**Apply what you read**:
• 1. In the forum thread on relationships and a 'theocratic' career, what is the one requirement Gordy says he knew of for an approved romantic relationship?
• 2. Translate this sentence from the forum thread on relationships and a 'theocratic' career into Spanish: "I'm sure others had other rules such as being a pioneer or something."
• 3. Which requirements or expectations for having an approved romantic relationship does the first post in the forum thread on relationships and a 'theocratic' career name?

Relationships and 'theocratic' career

by cyberdyne systems 101 8 Replies latest jw friends

  • cyberdyne systems 101
    cyberdyne systems 101

    Did you notice or experience the fact that to have an approved romantic relationship you had to be baptised, and for men often you would be expected to be a min servant or elder, or at the very least reaching out in the congregation. I'm sure others had other rules such as being a pioneer or something. Its another area where you are pressured into conforming to a certain ideal - not a scriptural one but an organisational one. And yet the NT never said we'd all be the same, some would have one strength and others something else, and the least of us was essencial to the whole (annointed ones of course!).

    CS 101

  • Gordy
    Gordy

    Probably apart from having to be a baptised JW. Never heard of any restictions or otherwise for brothers/sister to have an "approved romantic relationship".

[Document layout analysis data]
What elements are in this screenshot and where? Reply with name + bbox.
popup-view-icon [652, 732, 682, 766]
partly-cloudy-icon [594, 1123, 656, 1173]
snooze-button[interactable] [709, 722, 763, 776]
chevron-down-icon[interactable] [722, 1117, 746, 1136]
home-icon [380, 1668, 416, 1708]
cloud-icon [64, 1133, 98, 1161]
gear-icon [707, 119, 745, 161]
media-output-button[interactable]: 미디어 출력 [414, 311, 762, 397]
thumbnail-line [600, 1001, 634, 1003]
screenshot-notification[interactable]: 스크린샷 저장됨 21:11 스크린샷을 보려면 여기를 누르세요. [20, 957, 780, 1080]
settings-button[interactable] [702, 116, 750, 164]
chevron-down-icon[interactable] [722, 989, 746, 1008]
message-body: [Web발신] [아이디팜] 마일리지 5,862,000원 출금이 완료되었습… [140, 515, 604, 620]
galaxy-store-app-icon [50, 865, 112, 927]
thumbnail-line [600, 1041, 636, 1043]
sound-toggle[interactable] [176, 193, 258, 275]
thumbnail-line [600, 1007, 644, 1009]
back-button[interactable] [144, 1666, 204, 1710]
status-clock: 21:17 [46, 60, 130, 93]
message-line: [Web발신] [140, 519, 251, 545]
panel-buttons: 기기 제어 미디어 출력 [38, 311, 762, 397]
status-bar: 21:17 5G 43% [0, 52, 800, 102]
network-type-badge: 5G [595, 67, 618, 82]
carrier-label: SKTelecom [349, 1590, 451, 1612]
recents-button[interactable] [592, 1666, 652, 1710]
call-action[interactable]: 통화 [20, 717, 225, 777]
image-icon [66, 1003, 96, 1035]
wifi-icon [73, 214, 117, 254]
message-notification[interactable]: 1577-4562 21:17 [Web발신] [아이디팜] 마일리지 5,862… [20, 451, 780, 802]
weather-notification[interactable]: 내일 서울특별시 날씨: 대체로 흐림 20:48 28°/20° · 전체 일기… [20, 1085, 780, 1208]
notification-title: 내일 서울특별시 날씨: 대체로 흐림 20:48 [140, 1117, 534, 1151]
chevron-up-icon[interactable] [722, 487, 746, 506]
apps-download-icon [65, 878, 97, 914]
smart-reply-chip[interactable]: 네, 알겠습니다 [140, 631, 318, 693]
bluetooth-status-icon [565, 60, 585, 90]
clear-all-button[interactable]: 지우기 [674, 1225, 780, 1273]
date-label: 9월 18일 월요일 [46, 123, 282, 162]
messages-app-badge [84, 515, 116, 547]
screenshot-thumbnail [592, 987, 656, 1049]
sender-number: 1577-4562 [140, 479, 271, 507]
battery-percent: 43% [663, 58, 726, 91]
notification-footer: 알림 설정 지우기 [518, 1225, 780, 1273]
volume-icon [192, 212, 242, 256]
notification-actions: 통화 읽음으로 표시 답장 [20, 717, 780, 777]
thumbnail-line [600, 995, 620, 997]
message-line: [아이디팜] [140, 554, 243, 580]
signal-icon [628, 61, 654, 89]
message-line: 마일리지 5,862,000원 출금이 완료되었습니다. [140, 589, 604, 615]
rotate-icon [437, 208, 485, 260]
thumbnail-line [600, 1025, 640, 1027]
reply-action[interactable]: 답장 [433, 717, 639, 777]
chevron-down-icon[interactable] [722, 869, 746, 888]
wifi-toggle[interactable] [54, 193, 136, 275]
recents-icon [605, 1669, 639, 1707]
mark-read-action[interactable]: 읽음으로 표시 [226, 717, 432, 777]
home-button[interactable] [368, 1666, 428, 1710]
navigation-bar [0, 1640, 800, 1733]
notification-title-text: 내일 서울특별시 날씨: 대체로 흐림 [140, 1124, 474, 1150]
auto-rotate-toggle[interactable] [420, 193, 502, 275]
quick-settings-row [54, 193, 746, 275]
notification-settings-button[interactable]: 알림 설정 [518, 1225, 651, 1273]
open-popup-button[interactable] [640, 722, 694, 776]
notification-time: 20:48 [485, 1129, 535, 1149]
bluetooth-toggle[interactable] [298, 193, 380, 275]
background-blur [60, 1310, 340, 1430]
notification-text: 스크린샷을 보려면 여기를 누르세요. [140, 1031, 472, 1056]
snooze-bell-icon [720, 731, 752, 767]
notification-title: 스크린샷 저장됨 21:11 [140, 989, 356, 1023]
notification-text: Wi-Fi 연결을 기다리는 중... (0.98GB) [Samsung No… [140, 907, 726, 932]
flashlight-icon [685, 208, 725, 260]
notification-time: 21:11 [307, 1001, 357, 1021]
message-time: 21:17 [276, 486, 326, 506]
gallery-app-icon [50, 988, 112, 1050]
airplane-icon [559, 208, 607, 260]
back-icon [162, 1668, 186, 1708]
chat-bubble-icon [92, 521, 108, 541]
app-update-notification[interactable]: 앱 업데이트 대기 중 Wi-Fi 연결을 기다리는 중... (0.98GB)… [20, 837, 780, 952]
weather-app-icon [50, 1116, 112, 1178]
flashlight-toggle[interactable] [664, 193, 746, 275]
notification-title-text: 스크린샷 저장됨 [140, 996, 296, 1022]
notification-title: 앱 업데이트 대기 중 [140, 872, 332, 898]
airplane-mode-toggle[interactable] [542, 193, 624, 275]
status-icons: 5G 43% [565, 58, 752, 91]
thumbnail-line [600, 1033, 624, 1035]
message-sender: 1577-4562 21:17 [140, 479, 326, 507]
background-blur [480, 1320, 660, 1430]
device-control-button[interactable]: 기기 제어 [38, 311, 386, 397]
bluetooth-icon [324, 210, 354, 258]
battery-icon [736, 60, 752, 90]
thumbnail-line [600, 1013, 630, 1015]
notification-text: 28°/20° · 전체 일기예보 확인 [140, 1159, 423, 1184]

**Answers to the problems**:
• 1. Having to be a baptised JW.

• 2. Estoy seguro de que otros tenían otras reglas, como ser precursor o algo así.

• 3.
- Being baptised
- Being a min servant (for men)
- Being an elder (for men)
- At the very least reaching out in the congregation (for men)
- Being a pioneer